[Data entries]
++++

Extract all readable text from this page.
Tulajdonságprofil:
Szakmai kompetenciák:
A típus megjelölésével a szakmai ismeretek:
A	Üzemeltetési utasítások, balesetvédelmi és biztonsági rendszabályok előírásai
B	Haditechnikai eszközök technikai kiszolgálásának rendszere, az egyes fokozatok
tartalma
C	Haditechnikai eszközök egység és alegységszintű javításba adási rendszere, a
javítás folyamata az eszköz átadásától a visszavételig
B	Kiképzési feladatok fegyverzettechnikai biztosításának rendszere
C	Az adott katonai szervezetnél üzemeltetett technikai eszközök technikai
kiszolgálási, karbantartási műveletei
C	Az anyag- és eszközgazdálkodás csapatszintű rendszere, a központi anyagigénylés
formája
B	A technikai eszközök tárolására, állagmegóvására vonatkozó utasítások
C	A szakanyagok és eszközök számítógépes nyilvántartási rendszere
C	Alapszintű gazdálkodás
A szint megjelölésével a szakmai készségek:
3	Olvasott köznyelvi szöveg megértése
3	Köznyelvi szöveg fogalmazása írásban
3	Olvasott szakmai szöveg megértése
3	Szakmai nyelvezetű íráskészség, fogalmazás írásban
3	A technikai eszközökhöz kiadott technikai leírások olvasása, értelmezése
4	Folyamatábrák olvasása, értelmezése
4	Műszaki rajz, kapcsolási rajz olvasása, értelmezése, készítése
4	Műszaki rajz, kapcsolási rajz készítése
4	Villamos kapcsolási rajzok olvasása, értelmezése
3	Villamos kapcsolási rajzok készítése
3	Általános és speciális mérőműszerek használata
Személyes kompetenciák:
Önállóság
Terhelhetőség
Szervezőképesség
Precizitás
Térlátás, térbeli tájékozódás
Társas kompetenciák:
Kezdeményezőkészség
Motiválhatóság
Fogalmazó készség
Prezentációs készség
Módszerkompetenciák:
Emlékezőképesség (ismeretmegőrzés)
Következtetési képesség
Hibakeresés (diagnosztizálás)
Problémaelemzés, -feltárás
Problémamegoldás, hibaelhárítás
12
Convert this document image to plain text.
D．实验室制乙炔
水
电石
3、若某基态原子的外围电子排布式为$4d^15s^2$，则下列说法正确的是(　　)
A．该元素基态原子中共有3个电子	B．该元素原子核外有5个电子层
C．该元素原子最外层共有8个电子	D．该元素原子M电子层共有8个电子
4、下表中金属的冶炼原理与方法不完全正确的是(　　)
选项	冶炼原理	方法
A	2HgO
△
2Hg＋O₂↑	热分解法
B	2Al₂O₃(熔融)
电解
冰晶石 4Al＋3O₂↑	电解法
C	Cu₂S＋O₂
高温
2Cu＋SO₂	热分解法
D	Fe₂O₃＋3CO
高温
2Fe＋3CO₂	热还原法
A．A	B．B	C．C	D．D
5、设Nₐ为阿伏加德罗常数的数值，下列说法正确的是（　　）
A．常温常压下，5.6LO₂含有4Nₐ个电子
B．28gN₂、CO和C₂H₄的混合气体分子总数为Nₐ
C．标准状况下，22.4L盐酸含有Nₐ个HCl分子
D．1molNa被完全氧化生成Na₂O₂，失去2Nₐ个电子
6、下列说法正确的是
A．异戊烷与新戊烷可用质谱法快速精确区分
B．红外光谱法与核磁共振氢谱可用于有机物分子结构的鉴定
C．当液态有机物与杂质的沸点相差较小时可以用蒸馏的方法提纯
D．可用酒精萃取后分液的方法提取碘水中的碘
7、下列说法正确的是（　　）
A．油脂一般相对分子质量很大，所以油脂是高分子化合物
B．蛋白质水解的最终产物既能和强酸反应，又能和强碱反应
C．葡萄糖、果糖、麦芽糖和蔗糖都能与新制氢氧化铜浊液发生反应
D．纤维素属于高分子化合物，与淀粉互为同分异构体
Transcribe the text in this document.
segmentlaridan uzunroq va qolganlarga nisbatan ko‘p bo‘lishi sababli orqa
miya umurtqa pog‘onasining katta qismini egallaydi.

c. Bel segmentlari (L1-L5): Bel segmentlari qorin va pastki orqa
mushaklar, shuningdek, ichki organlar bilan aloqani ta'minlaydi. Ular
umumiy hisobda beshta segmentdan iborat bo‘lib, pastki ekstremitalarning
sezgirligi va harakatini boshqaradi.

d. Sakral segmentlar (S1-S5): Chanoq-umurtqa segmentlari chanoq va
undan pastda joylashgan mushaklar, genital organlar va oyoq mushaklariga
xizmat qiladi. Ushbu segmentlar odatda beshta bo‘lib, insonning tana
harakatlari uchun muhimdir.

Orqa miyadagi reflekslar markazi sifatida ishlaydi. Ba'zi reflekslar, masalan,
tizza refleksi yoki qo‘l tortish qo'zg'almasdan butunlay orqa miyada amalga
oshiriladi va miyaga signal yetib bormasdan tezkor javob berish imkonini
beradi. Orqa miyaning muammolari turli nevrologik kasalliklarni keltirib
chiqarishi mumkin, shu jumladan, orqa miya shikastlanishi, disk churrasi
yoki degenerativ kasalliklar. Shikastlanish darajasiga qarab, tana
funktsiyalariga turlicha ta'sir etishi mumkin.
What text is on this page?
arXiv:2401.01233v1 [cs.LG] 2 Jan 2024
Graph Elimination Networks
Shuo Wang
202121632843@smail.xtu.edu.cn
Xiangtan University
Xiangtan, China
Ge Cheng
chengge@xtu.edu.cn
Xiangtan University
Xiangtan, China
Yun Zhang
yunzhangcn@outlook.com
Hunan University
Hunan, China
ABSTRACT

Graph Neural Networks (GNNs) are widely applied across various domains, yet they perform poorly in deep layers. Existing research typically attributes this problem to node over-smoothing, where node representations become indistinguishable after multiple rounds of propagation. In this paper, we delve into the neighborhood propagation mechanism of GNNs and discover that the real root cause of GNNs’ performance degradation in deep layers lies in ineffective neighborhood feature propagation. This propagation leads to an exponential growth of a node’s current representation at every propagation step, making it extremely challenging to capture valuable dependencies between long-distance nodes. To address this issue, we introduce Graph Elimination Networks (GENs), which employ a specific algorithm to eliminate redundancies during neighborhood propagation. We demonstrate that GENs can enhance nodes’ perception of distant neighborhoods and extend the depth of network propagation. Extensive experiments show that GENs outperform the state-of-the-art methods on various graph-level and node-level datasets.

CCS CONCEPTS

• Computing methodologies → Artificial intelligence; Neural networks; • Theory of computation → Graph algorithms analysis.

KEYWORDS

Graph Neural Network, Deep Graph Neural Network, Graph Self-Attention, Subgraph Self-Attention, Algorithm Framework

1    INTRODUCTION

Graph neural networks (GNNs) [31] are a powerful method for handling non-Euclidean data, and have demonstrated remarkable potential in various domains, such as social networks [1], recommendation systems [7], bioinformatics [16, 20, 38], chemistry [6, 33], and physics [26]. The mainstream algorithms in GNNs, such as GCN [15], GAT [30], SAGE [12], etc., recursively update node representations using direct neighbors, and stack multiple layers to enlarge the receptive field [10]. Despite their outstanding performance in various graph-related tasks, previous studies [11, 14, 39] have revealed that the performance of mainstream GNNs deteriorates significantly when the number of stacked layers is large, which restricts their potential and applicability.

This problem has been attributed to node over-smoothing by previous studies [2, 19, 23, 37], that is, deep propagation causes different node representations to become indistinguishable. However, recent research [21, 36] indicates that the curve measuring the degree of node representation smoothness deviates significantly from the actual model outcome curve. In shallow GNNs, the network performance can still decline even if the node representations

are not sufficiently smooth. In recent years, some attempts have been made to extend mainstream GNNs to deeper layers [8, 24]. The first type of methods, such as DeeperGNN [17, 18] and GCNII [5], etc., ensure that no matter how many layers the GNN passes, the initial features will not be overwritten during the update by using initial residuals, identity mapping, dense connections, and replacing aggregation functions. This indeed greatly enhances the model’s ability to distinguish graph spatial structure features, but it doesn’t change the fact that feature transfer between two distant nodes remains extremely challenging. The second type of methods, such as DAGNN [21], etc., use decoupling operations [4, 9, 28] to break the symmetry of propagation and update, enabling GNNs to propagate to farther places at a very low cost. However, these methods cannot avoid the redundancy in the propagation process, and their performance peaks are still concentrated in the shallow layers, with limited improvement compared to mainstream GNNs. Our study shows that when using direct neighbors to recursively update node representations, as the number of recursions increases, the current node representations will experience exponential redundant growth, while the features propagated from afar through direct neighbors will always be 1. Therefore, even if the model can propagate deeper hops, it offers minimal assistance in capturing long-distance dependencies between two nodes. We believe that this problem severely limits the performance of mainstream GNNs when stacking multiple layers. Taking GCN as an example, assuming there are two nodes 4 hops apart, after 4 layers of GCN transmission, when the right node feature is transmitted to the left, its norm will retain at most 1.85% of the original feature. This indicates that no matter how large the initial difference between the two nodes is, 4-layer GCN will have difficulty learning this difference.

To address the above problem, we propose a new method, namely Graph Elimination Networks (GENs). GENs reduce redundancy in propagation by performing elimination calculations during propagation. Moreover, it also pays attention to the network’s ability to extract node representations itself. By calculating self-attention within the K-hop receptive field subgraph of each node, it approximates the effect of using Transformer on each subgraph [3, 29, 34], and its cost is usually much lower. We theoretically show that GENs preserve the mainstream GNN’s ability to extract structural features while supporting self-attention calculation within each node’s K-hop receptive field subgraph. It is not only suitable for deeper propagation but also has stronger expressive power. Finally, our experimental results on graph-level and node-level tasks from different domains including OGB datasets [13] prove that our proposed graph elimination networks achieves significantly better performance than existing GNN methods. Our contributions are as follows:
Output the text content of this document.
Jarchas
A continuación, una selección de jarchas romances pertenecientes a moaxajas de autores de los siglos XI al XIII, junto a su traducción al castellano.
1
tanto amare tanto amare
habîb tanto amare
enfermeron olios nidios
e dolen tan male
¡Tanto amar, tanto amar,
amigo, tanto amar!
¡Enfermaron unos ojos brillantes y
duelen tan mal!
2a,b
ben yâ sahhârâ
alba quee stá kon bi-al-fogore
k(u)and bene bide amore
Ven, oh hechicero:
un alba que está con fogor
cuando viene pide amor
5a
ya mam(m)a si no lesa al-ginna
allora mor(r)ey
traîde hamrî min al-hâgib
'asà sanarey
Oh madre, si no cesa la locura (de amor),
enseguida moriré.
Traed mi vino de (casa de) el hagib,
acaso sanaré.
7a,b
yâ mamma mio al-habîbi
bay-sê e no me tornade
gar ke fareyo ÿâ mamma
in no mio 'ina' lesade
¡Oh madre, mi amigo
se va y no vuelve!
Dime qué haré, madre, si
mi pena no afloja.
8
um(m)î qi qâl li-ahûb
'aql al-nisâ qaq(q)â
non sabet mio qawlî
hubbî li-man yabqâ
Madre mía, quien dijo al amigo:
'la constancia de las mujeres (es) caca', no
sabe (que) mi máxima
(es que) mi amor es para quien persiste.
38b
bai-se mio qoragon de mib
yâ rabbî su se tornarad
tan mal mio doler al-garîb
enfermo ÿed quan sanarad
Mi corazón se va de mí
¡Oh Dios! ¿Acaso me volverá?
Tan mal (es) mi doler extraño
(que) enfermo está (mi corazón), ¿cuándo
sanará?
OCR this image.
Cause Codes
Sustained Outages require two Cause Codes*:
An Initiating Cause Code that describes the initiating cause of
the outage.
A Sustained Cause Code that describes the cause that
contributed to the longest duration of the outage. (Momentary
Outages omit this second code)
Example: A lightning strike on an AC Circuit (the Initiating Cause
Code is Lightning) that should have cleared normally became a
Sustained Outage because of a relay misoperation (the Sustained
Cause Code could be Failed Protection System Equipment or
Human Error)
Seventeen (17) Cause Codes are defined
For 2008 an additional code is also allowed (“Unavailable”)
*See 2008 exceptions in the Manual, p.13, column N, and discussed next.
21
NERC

++++

◆ **Requirement**:
Scan the listing above and identify each line holding the string "szöveg"; copy every such line.

◆ **Full output**:
3	Olvasott köznyelvi szöveg megértése
3	Köznyelvi szöveg fogalmazása írásban
3	Olvasott szakmai szöveg megértése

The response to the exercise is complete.